- [Task description] Count the lines below that contain the word "JSON", and reply with that number alone.

- [Collected data entries]
━━━━━━━━━━
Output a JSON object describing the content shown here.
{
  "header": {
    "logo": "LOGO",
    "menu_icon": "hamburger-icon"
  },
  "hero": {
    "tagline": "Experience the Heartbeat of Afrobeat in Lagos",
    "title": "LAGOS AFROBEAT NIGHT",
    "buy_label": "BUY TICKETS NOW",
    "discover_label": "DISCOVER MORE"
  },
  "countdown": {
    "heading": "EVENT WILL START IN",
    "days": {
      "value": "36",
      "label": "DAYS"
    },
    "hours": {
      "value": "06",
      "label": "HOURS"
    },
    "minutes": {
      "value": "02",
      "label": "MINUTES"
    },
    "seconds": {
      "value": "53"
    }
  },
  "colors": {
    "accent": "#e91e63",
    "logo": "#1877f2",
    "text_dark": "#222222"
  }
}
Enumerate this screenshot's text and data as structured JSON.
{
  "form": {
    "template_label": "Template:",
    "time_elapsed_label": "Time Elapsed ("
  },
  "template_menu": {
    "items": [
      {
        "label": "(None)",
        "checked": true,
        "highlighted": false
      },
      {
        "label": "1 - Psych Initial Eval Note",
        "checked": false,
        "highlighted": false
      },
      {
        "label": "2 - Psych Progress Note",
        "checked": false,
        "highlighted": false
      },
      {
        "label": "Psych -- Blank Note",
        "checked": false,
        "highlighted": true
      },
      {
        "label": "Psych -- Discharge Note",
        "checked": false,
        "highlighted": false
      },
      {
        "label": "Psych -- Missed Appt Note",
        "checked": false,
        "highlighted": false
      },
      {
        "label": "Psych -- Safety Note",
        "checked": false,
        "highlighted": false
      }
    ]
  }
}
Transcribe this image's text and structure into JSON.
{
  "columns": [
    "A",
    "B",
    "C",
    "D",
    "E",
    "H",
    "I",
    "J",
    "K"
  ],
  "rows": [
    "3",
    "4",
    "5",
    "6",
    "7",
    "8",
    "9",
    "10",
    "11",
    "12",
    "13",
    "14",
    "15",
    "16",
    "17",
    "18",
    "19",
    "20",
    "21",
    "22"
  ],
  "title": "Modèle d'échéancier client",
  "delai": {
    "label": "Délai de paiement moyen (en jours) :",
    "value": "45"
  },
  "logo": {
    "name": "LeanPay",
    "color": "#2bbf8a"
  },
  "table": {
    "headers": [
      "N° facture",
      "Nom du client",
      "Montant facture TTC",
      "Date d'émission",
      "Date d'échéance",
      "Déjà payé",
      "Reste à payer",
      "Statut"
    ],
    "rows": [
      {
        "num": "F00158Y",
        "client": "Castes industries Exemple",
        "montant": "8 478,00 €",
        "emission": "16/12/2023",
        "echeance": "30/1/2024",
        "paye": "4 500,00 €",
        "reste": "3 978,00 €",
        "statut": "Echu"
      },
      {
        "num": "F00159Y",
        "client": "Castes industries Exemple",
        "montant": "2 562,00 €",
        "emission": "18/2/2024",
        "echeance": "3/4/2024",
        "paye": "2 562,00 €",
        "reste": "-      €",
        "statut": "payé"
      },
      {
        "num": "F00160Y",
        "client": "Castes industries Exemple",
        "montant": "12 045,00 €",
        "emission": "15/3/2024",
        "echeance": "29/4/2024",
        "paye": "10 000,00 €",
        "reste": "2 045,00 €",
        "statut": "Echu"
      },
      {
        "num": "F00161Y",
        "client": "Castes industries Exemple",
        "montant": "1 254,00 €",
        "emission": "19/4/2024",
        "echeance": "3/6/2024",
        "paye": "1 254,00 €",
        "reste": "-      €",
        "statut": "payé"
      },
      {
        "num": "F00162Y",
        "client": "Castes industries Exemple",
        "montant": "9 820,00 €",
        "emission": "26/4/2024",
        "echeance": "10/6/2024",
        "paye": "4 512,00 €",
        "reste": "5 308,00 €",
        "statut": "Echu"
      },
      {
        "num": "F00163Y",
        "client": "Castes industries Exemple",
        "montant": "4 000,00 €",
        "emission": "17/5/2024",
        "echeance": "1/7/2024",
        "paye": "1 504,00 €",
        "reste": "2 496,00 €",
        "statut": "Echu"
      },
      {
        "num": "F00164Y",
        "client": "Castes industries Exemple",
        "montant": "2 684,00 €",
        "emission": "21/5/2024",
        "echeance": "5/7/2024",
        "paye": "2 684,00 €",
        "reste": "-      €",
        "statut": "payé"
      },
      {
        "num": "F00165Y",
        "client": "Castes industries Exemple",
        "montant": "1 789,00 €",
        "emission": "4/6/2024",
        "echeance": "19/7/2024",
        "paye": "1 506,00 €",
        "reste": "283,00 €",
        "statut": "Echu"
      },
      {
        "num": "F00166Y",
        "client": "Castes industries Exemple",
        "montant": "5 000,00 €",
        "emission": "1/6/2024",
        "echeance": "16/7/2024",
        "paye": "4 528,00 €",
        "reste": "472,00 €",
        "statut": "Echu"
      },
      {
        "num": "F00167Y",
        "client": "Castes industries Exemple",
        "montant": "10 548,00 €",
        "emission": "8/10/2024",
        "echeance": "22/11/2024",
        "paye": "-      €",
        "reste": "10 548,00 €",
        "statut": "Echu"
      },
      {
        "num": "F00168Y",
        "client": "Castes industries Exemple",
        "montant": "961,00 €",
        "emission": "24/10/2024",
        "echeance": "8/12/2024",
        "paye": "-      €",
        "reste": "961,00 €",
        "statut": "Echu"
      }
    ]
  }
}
━━━━━━━━━━
- [Complete response] 3